— begin MATERIAL —

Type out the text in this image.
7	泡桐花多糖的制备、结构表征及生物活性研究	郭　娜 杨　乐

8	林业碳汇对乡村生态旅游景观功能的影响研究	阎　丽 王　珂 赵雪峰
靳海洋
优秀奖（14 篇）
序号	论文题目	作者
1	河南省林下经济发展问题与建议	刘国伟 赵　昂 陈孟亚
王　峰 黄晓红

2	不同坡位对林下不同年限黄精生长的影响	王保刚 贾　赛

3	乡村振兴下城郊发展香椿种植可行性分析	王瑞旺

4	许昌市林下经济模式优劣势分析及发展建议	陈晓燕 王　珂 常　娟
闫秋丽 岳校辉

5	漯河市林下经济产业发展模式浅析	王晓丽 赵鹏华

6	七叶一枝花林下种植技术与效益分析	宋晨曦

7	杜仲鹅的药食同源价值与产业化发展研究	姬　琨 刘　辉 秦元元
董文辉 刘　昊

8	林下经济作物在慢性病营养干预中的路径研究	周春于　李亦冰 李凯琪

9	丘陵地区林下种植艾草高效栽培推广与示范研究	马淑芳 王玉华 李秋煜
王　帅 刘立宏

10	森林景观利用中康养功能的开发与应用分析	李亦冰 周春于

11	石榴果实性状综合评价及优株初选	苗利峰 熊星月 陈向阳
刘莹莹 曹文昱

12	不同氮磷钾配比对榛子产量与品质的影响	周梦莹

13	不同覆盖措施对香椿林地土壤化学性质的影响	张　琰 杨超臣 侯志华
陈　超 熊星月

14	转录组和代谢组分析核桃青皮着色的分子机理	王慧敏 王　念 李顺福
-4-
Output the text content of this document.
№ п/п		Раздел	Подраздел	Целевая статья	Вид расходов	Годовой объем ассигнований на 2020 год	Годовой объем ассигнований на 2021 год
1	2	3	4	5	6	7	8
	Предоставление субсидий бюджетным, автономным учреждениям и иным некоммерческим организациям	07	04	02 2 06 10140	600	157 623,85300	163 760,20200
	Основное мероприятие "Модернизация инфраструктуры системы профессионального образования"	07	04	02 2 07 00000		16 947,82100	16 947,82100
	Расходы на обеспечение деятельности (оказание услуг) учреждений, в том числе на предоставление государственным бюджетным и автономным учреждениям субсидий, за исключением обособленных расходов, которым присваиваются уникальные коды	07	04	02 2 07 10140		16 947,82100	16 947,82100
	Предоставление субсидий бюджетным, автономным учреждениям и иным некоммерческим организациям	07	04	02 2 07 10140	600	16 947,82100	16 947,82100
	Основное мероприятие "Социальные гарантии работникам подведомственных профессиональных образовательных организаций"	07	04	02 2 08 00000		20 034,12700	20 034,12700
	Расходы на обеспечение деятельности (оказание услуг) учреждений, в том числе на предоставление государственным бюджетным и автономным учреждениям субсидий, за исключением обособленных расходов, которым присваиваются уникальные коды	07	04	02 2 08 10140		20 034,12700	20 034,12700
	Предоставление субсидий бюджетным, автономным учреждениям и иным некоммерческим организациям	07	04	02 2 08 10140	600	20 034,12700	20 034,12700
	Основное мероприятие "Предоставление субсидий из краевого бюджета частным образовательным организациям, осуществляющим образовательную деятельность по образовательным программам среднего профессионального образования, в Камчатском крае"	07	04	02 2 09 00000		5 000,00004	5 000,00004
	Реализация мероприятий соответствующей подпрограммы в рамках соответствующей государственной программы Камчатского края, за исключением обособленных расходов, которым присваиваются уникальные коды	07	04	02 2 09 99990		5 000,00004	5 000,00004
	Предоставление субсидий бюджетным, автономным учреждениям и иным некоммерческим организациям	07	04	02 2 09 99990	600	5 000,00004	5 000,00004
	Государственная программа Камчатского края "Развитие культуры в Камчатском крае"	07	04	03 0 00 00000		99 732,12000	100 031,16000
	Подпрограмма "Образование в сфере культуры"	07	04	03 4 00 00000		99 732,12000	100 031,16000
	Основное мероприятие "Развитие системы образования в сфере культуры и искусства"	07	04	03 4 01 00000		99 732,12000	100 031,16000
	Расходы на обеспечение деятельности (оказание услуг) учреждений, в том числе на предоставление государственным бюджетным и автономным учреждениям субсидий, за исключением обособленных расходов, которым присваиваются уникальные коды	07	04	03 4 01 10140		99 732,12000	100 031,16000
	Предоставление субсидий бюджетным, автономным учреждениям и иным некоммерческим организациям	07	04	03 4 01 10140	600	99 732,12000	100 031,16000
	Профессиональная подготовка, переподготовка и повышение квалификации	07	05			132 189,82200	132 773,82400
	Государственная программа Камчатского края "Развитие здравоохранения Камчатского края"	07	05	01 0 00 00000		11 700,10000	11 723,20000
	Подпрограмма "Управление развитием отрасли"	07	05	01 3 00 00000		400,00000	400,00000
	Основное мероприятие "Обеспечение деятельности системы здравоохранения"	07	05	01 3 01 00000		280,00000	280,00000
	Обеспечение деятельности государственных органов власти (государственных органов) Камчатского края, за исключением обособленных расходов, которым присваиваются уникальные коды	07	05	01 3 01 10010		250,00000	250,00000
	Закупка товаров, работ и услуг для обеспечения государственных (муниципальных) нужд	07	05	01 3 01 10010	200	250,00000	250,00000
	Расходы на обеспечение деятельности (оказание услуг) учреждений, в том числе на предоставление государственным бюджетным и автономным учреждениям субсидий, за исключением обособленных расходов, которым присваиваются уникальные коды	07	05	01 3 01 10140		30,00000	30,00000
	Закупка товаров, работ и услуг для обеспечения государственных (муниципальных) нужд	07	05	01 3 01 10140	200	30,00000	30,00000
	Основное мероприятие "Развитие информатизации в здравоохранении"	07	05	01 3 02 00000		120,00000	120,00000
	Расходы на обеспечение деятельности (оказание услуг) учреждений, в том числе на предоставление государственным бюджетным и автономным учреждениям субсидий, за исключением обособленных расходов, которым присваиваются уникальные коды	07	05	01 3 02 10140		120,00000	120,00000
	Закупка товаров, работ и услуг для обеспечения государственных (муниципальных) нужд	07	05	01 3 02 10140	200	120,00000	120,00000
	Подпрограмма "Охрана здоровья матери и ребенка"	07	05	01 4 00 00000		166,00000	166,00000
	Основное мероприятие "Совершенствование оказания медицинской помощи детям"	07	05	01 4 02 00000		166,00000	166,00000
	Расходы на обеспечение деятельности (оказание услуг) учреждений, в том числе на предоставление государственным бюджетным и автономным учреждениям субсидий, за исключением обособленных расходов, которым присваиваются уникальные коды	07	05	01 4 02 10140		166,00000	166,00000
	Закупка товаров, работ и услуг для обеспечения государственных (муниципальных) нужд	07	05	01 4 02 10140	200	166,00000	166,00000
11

— end MATERIAL —

YOUR GOAL
Write out every entry exactly as given.

REPLY
Type out the text in this image.
7	泡桐花多糖的制备、结构表征及生物活性研究	郭　娜 杨　乐

8	林业碳汇对乡村生态旅游景观功能的影响研究	阎　丽 王　珂 赵雪峰
靳海洋
优秀奖（14 篇）
序号	论文题目	作者
1	河南省林下经济发展问题与建议	刘国伟 赵　昂 陈孟亚
王　峰 黄晓红

2	不同坡位对林下不同年限黄精生长的影响	王保刚 贾　赛

3	乡村振兴下城郊发展香椿种植可行性分析	王瑞旺

4	许昌市林下经济模式优劣势分析及发展建议	陈晓燕 王　珂 常　娟
闫秋丽 岳校辉

5	漯河市林下经济产业发展模式浅析	王晓丽 赵鹏华

6	七叶一枝花林下种植技术与效益分析	宋晨曦

7	杜仲鹅的药食同源价值与产业化发展研究	姬　琨 刘　辉 秦元元
董文辉 刘　昊

8	林下经济作物在慢性病营养干预中的路径研究	周春于　李亦冰 李凯琪

9	丘陵地区林下种植艾草高效栽培推广与示范研究	马淑芳 王玉华 李秋煜
王　帅 刘立宏

10	森林景观利用中康养功能的开发与应用分析	李亦冰 周春于

11	石榴果实性状综合评价及优株初选	苗利峰 熊星月 陈向阳
刘莹莹 曹文昱

12	不同氮磷钾配比对榛子产量与品质的影响	周梦莹

13	不同覆盖措施对香椿林地土壤化学性质的影响	张　琰 杨超臣 侯志华
陈　超 熊星月

14	转录组和代谢组分析核桃青皮着色的分子机理	王慧敏 王　念 李顺福
-4-
Output the text content of this document.
№ п/п		Раздел	Подраздел	Целевая статья	Вид расходов	Годовой объем ассигнований на 2020 год	Годовой объем ассигнований на 2021 год
1	2	3	4	5	6	7	8
	Предоставление субсидий бюджетным, автономным учреждениям и иным некоммерческим организациям	07	04	02 2 06 10140	600	157 623,85300	163 760,20200
	Основное мероприятие "Модернизация инфраструктуры системы профессионального образования"	07	04	02 2 07 00000		16 947,82100	16 947,82100
	Расходы на обеспечение деятельности (оказание услуг) учреждений, в том числе на предоставление государственным бюджетным и автономным учреждениям субсидий, за исключением обособленных расходов, которым присваиваются уникальные коды	07	04	02 2 07 10140		16 947,82100	16 947,82100
	Предоставление субсидий бюджетным, автономным учреждениям и иным некоммерческим организациям	07	04	02 2 07 10140	600	16 947,82100	16 947,82100
	Основное мероприятие "Социальные гарантии работникам подведомственных профессиональных образовательных организаций"	07	04	02 2 08 00000		20 034,12700	20 034,12700
	Расходы на обеспечение деятельности (оказание услуг) учреждений, в том числе на предоставление государственным бюджетным и автономным учреждениям субсидий, за исключением обособленных расходов, которым присваиваются уникальные коды	07	04	02 2 08 10140		20 034,12700	20 034,12700
	Предоставление субсидий бюджетным, автономным учреждениям и иным некоммерческим организациям	07	04	02 2 08 10140	600	20 034,12700	20 034,12700
	Основное мероприятие "Предоставление субсидий из краевого бюджета частным образовательным организациям, осуществляющим образовательную деятельность по образовательным программам среднего профессионального образования, в Камчатском крае"	07	04	02 2 09 00000		5 000,00004	5 000,00004
	Реализация мероприятий соответствующей подпрограммы в рамках соответствующей государственной программы Камчатского края, за исключением обособленных расходов, которым присваиваются уникальные коды	07	04	02 2 09 99990		5 000,00004	5 000,00004
	Предоставление субсидий бюджетным, автономным учреждениям и иным некоммерческим организациям	07	04	02 2 09 99990	600	5 000,00004	5 000,00004
	Государственная программа Камчатского края "Развитие культуры в Камчатском крае"	07	04	03 0 00 00000		99 732,12000	100 031,16000
	Подпрограмма "Образование в сфере культуры"	07	04	03 4 00 00000		99 732,12000	100 031,16000
	Основное мероприятие "Развитие системы образования в сфере культуры и искусства"	07	04	03 4 01 00000		99 732,12000	100 031,16000
	Расходы на обеспечение деятельности (оказание услуг) учреждений, в том числе на предоставление государственным бюджетным и автономным учреждениям субсидий, за исключением обособленных расходов, которым присваиваются уникальные коды	07	04	03 4 01 10140		99 732,12000	100 031,16000
	Предоставление субсидий бюджетным, автономным учреждениям и иным некоммерческим организациям	07	04	03 4 01 10140	600	99 732,12000	100 031,16000
	Профессиональная подготовка, переподготовка и повышение квалификации	07	05			132 189,82200	132 773,82400
	Государственная программа Камчатского края "Развитие здравоохранения Камчатского края"	07	05	01 0 00 00000		11 700,10000	11 723,20000
	Подпрограмма "Управление развитием отрасли"	07	05	01 3 00 00000		400,00000	400,00000
	Основное мероприятие "Обеспечение деятельности системы здравоохранения"	07	05	01 3 01 00000		280,00000	280,00000
	Обеспечение деятельности государственных органов власти (государственных органов) Камчатского края, за исключением обособленных расходов, которым присваиваются уникальные коды	07	05	01 3 01 10010		250,00000	250,00000
	Закупка товаров, работ и услуг для обеспечения государственных (муниципальных) нужд	07	05	01 3 01 10010	200	250,00000	250,00000
	Расходы на обеспечение деятельности (оказание услуг) учреждений, в том числе на предоставление государственным бюджетным и автономным учреждениям субсидий, за исключением обособленных расходов, которым присваиваются уникальные коды	07	05	01 3 01 10140		30,00000	30,00000
	Закупка товаров, работ и услуг для обеспечения государственных (муниципальных) нужд	07	05	01 3 01 10140	200	30,00000	30,00000
	Основное мероприятие "Развитие информатизации в здравоохранении"	07	05	01 3 02 00000		120,00000	120,00000
	Расходы на обеспечение деятельности (оказание услуг) учреждений, в том числе на предоставление государственным бюджетным и автономным учреждениям субсидий, за исключением обособленных расходов, которым присваиваются уникальные коды	07	05	01 3 02 10140		120,00000	120,00000
	Закупка товаров, работ и услуг для обеспечения государственных (муниципальных) нужд	07	05	01 3 02 10140	200	120,00000	120,00000
	Подпрограмма "Охрана здоровья матери и ребенка"	07	05	01 4 00 00000		166,00000	166,00000
	Основное мероприятие "Совершенствование оказания медицинской помощи детям"	07	05	01 4 02 00000		166,00000	166,00000
	Расходы на обеспечение деятельности (оказание услуг) учреждений, в том числе на предоставление государственным бюджетным и автономным учреждениям субсидий, за исключением обособленных расходов, которым присваиваются уникальные коды	07	05	01 4 02 10140		166,00000	166,00000
	Закупка товаров, работ и услуг для обеспечения государственных (муниципальных) нужд	07	05	01 4 02 10140	200	166,00000	166,00000
11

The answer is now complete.